__Goal of the exercise__. Turn each line of the records below into one string in a single JSON list, and leave out blank lines.

__Given records__.

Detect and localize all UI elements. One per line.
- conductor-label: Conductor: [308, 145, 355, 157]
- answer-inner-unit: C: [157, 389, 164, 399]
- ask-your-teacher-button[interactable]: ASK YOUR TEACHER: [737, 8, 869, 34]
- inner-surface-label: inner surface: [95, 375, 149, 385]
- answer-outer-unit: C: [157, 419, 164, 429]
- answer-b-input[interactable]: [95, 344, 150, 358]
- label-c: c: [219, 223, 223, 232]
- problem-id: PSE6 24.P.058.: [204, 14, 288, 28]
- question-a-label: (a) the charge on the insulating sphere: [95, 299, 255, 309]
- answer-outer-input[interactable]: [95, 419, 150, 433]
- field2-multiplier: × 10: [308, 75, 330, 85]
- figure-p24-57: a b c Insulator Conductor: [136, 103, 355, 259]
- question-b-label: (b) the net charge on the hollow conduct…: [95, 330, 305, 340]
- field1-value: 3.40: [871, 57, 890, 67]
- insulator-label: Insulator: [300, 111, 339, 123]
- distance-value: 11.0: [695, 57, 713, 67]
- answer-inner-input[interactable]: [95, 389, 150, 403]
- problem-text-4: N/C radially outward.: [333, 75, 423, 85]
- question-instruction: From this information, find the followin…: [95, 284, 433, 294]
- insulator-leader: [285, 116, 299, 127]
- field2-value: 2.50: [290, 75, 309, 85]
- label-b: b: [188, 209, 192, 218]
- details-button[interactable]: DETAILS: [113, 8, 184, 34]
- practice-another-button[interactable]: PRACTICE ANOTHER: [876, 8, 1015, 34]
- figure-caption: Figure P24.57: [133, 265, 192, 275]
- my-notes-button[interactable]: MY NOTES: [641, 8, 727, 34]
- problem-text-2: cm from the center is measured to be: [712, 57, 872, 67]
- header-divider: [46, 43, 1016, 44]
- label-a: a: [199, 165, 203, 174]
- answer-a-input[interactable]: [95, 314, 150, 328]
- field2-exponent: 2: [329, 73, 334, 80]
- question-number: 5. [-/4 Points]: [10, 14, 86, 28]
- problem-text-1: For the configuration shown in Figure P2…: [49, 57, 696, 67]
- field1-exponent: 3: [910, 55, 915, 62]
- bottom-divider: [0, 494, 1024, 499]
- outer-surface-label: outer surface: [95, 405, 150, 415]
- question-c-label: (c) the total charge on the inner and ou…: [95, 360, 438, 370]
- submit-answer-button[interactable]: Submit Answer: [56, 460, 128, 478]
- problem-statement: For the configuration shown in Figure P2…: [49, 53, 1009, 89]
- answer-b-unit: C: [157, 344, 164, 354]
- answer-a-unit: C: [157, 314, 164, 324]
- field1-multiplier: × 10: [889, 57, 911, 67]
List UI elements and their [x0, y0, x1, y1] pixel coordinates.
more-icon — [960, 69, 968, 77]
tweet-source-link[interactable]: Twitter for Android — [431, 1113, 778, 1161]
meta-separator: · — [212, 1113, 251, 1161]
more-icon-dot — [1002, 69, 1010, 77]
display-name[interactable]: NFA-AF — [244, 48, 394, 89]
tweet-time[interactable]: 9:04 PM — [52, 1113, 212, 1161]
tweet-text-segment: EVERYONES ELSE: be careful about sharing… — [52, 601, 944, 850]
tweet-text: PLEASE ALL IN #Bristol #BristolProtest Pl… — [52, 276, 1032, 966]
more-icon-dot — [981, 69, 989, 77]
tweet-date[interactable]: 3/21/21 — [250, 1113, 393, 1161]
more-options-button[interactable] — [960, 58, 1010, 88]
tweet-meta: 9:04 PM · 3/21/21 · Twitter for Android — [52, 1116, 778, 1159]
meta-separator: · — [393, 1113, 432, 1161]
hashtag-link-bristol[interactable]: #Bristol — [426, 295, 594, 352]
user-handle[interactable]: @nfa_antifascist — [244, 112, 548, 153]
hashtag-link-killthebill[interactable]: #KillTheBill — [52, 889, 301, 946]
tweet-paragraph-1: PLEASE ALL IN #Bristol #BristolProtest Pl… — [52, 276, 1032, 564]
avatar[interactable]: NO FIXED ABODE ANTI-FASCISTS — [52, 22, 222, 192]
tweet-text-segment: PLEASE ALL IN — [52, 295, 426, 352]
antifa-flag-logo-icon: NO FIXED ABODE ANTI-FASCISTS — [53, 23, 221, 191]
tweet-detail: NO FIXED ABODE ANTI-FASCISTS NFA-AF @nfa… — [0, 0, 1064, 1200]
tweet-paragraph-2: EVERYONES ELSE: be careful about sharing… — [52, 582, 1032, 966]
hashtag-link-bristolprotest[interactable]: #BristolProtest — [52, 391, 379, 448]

__Written answer__.
[
  "Detect and localize all UI elements. One per line.",
  "- conductor-label: Conductor: [308, 145, 355, 157]",
  "- answer-inner-unit: C: [157, 389, 164, 399]",
  "- ask-your-teacher-button[interactable]: ASK YOUR TEACHER: [737, 8, 869, 34]",
  "- inner-surface-label: inner surface: [95, 375, 149, 385]",
  "- answer-outer-unit: C: [157, 419, 164, 429]",
  "- answer-b-input[interactable]: [95, 344, 150, 358]",
  "- label-c: c: [219, 223, 223, 232]",
  "- problem-id: PSE6 24.P.058.: [204, 14, 288, 28]",
  "- question-a-label: (a) the charge on the insulating sphere: [95, 299, 255, 309]",
  "- answer-outer-input[interactable]: [95, 419, 150, 433]",
  "- field2-multiplier: × 10: [308, 75, 330, 85]",
  "- figure-p24-57: a b c Insulator Conductor: [136, 103, 355, 259]",
  "- question-b-label: (b) the net charge on the hollow conduct…: [95, 330, 305, 340]",
  "- field1-value: 3.40: [871, 57, 890, 67]",
  "- insulator-label: Insulator: [300, 111, 339, 123]",
  "- distance-value: 11.0: [695, 57, 713, 67]",
  "- answer-inner-input[interactable]: [95, 389, 150, 403]",
  "- problem-text-4: N/C radially outward.: [333, 75, 423, 85]",
  "- question-instruction: From this information, find the followin…: [95, 284, 433, 294]",
  "- insulator-leader: [285, 116, 299, 127]",
  "- field2-value: 2.50: [290, 75, 309, 85]",
  "- label-b: b: [188, 209, 192, 218]",
  "- details-button[interactable]: DETAILS: [113, 8, 184, 34]",
  "- practice-another-button[interactable]: PRACTICE ANOTHER: [876, 8, 1015, 34]",
  "- figure-caption: Figure P24.57: [133, 265, 192, 275]",
  "- my-notes-button[interactable]: MY NOTES: [641, 8, 727, 34]",
  "- problem-text-2: cm from the center is measured to be: [712, 57, 872, 67]",
  "- header-divider: [46, 43, 1016, 44]",
  "- label-a: a: [199, 165, 203, 174]",
  "- answer-a-input[interactable]: [95, 314, 150, 328]",
  "- field2-exponent: 2: [329, 73, 334, 80]",
  "- question-number: 5. [-/4 Points]: [10, 14, 86, 28]",
  "- problem-text-1: For the configuration shown in Figure P2…: [49, 57, 696, 67]",
  "- field1-exponent: 3: [910, 55, 915, 62]",
  "- bottom-divider: [0, 494, 1024, 499]",
  "- outer-surface-label: outer surface: [95, 405, 150, 415]",
  "- question-c-label: (c) the total charge on the inner and ou…: [95, 360, 438, 370]",
  "- submit-answer-button[interactable]: Submit Answer: [56, 460, 128, 478]",
  "- problem-statement: For the configuration shown in Figure P2…: [49, 53, 1009, 89]",
  "- answer-b-unit: C: [157, 344, 164, 354]",
  "- answer-a-unit: C: [157, 314, 164, 324]",
  "- field1-multiplier: × 10: [889, 57, 911, 67]",
  "List UI elements and their [x0, y0, x1, y1] pixel coordinates.",
  "more-icon — [960, 69, 968, 77]",
  "tweet-source-link[interactable]: Twitter for Android — [431, 1113, 778, 1161]",
  "meta-separator: · — [212, 1113, 251, 1161]",
  "more-icon-dot — [1002, 69, 1010, 77]",
  "display-name[interactable]: NFA-AF — [244, 48, 394, 89]",
  "tweet-time[interactable]: 9:04 PM — [52, 1113, 212, 1161]",
  "tweet-text-segment: EVERYONES ELSE: be careful about sharing… — [52, 601, 944, 850]",
  "tweet-text: PLEASE ALL IN #Bristol #BristolProtest Pl… — [52, 276, 1032, 966]",
  "more-icon-dot — [981, 69, 989, 77]",
  "tweet-date[interactable]: 3/21/21 — [250, 1113, 393, 1161]",
  "more-options-button[interactable] — [960, 58, 1010, 88]",
  "tweet-meta: 9:04 PM · 3/21/21 · Twitter for Android — [52, 1116, 778, 1159]",
  "meta-separator: · — [393, 1113, 432, 1161]",
  "hashtag-link-bristol[interactable]: #Bristol — [426, 295, 594, 352]",
  "user-handle[interactable]: @nfa_antifascist — [244, 112, 548, 153]",
  "hashtag-link-killthebill[interactable]: #KillTheBill — [52, 889, 301, 946]",
  "tweet-paragraph-1: PLEASE ALL IN #Bristol #BristolProtest Pl… — [52, 276, 1032, 564]",
  "avatar[interactable]: NO FIXED ABODE ANTI-FASCISTS — [52, 22, 222, 192]",
  "tweet-text-segment: PLEASE ALL IN — [52, 295, 426, 352]",
  "antifa-flag-logo-icon: NO FIXED ABODE ANTI-FASCISTS — [53, 23, 221, 191]",
  "tweet-detail: NO FIXED ABODE ANTI-FASCISTS NFA-AF @nfa… — [0, 0, 1064, 1200]",
  "tweet-paragraph-2: EVERYONES ELSE: be careful about sharing… — [52, 582, 1032, 966]",
  "hashtag-link-bristolprotest[interactable]: #BristolProtest — [52, 391, 379, 448]"
]